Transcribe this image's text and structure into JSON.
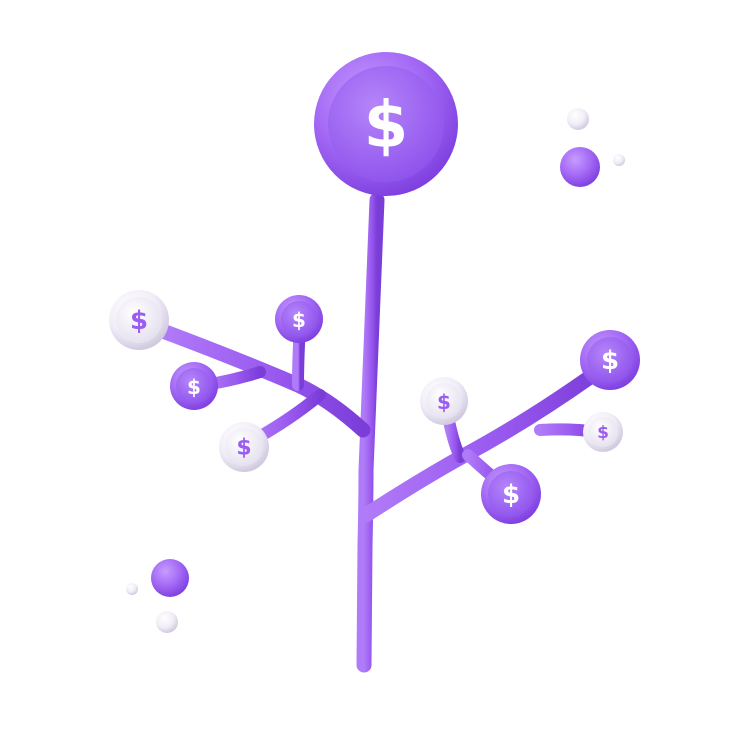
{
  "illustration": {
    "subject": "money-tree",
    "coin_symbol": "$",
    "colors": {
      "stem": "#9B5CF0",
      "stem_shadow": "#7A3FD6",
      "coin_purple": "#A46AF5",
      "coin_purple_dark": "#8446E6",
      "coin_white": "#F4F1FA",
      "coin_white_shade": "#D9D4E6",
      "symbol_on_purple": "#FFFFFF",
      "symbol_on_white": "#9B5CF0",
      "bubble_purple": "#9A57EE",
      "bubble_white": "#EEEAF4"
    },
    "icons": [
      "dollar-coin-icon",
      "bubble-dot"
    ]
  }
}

...

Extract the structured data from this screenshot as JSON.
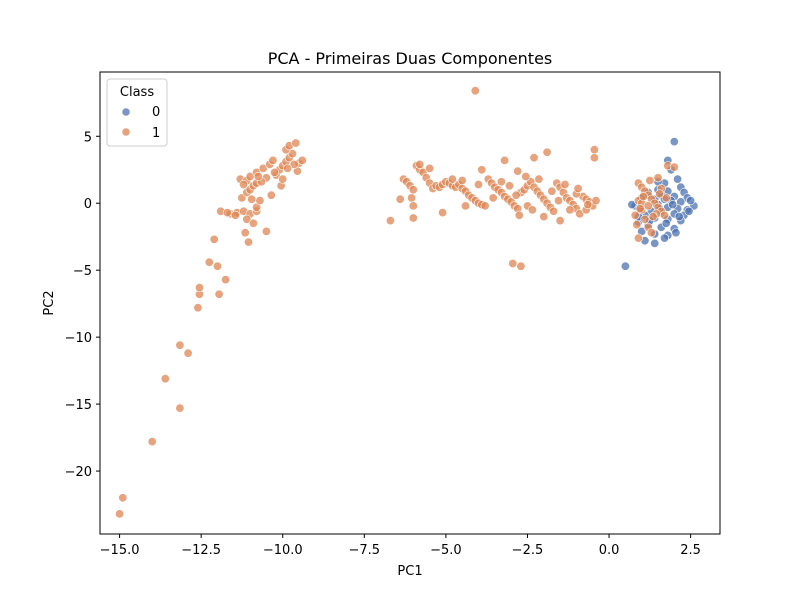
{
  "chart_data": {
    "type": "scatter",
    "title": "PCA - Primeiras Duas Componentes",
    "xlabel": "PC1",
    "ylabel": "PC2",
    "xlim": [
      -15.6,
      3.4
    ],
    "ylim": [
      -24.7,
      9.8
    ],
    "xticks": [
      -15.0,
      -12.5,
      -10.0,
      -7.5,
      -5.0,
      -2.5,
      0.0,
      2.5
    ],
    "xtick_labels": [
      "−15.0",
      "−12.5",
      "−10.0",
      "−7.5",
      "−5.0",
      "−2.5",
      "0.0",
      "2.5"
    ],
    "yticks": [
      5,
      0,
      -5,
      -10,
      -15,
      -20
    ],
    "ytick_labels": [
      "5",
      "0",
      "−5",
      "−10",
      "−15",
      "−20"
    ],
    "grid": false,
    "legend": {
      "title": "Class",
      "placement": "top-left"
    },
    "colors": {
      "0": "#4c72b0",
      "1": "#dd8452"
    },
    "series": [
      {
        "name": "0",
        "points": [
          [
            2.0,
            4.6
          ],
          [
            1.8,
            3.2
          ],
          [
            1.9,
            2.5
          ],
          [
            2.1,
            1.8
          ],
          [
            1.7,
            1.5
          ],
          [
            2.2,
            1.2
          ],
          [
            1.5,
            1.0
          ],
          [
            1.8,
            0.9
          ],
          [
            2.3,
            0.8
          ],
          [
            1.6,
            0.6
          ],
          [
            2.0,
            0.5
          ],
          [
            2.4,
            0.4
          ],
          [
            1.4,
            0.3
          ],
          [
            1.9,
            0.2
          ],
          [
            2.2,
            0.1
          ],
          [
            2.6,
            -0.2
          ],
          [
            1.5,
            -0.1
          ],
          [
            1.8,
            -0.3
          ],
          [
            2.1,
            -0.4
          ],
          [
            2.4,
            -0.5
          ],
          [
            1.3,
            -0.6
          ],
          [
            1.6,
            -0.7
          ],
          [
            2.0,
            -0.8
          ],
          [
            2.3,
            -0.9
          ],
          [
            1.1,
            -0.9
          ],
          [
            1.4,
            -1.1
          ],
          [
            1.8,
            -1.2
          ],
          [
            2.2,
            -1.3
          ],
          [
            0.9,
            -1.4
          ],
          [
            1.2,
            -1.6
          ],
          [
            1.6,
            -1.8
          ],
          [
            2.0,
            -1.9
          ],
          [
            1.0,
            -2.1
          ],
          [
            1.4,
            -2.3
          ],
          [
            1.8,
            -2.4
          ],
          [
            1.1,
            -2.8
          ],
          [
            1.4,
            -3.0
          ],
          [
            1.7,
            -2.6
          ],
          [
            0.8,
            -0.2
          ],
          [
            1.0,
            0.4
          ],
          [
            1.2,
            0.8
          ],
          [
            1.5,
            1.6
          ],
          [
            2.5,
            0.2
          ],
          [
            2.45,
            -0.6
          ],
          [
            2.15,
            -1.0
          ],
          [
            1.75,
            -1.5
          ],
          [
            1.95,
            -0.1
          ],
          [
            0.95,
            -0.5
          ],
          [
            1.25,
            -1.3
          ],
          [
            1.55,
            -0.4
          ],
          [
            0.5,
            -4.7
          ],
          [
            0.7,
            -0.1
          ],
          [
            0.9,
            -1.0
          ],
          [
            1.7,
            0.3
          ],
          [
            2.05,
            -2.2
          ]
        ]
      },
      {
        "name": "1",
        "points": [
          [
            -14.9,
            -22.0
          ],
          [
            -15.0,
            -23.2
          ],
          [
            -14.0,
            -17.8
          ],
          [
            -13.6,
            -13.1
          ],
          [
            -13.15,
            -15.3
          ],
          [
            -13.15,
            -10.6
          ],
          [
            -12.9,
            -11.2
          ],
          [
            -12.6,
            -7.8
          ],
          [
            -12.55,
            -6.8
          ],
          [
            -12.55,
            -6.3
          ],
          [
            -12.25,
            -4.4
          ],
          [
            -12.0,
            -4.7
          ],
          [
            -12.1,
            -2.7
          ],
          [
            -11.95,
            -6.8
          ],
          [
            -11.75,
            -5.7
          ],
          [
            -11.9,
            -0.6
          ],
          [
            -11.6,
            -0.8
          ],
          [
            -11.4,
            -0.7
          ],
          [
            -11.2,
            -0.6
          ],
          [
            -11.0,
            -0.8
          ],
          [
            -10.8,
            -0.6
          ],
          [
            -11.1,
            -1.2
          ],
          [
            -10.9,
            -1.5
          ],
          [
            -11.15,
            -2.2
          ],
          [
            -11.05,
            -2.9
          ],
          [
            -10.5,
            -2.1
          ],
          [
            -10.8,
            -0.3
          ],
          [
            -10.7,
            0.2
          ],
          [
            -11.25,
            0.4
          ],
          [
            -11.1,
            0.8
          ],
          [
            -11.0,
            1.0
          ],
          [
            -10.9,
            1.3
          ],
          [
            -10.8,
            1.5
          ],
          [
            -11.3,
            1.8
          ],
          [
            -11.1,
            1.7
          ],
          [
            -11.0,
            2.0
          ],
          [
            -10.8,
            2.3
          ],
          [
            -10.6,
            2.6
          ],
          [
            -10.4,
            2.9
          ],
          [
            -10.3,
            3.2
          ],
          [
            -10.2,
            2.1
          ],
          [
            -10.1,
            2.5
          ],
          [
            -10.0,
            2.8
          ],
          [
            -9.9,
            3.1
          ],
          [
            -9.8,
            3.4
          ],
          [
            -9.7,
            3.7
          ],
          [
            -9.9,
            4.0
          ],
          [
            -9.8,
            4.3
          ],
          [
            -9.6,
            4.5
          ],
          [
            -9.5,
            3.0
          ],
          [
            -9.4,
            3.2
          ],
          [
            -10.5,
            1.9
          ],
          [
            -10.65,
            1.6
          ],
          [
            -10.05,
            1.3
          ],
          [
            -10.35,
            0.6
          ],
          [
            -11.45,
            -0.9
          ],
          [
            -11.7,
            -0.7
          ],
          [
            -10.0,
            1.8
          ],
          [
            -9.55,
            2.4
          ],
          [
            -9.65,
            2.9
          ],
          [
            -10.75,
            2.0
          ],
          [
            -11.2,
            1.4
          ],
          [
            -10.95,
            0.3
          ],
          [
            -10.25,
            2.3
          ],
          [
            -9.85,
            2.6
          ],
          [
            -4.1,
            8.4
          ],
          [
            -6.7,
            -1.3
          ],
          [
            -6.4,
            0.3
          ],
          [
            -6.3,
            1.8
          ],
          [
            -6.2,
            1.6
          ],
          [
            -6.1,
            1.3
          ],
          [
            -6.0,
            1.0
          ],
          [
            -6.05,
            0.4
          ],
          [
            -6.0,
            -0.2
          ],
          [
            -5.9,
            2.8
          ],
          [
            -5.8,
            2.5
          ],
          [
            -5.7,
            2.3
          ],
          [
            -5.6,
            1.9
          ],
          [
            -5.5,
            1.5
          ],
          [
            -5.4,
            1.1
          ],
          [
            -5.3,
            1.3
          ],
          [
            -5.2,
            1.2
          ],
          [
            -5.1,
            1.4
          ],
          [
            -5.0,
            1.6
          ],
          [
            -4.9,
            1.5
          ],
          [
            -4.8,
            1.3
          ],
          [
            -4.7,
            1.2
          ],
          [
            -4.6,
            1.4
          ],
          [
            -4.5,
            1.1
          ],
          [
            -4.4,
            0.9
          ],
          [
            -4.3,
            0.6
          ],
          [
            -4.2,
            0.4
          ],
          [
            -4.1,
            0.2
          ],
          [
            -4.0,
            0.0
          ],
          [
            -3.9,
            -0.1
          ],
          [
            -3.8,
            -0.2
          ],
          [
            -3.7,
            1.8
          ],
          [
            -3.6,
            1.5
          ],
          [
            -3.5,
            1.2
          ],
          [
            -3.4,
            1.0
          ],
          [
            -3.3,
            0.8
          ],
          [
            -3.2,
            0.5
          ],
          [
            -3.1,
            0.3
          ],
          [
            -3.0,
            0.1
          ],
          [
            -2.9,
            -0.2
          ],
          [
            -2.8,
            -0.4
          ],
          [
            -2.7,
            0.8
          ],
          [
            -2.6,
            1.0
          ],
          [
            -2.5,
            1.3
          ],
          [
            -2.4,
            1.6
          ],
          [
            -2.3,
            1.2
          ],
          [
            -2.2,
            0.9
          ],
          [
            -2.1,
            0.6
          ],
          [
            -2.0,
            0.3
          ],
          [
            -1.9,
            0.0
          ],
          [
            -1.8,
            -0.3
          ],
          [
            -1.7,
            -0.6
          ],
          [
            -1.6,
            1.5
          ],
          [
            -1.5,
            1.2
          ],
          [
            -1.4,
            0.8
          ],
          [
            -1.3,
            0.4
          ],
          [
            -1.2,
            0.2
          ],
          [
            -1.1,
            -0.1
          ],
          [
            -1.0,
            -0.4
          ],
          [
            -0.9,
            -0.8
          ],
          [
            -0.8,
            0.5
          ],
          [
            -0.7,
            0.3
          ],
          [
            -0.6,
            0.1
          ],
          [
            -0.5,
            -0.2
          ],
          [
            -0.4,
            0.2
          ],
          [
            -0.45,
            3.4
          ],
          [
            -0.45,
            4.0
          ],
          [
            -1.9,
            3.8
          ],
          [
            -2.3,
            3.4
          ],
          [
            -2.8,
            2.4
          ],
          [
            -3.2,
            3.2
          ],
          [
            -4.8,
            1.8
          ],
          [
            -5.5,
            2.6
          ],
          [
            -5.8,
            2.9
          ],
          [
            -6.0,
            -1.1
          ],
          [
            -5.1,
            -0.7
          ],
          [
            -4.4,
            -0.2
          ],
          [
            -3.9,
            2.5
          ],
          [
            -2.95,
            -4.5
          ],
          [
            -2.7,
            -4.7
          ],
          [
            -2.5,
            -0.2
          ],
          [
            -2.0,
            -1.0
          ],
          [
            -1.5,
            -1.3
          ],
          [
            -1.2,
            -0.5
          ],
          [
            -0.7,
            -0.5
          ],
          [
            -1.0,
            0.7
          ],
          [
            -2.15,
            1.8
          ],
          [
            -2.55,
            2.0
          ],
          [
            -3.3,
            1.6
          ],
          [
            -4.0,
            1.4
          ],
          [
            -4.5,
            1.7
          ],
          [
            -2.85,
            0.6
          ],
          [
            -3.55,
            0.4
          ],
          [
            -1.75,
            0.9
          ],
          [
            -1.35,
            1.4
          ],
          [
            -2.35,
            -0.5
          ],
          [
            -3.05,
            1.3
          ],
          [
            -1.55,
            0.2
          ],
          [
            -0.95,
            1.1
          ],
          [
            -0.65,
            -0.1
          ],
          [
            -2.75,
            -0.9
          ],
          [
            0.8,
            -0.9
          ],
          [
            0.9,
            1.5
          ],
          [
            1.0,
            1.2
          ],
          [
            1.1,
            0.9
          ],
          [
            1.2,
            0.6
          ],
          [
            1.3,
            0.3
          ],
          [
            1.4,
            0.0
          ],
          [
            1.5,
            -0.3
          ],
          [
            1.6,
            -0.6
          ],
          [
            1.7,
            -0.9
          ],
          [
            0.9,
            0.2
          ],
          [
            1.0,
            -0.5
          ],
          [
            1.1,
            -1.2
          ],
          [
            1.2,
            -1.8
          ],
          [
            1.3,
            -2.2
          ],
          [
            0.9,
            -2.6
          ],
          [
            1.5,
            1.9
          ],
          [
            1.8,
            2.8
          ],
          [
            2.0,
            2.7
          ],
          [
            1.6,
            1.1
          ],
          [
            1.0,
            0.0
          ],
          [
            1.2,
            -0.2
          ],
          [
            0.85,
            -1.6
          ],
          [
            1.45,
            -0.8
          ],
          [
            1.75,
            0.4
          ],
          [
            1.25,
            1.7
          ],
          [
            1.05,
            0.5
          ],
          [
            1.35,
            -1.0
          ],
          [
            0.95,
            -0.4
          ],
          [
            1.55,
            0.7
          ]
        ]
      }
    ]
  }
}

◆ Goal
Count the lines above that contain the word "title", and give only that number.

◆ Complete answer
2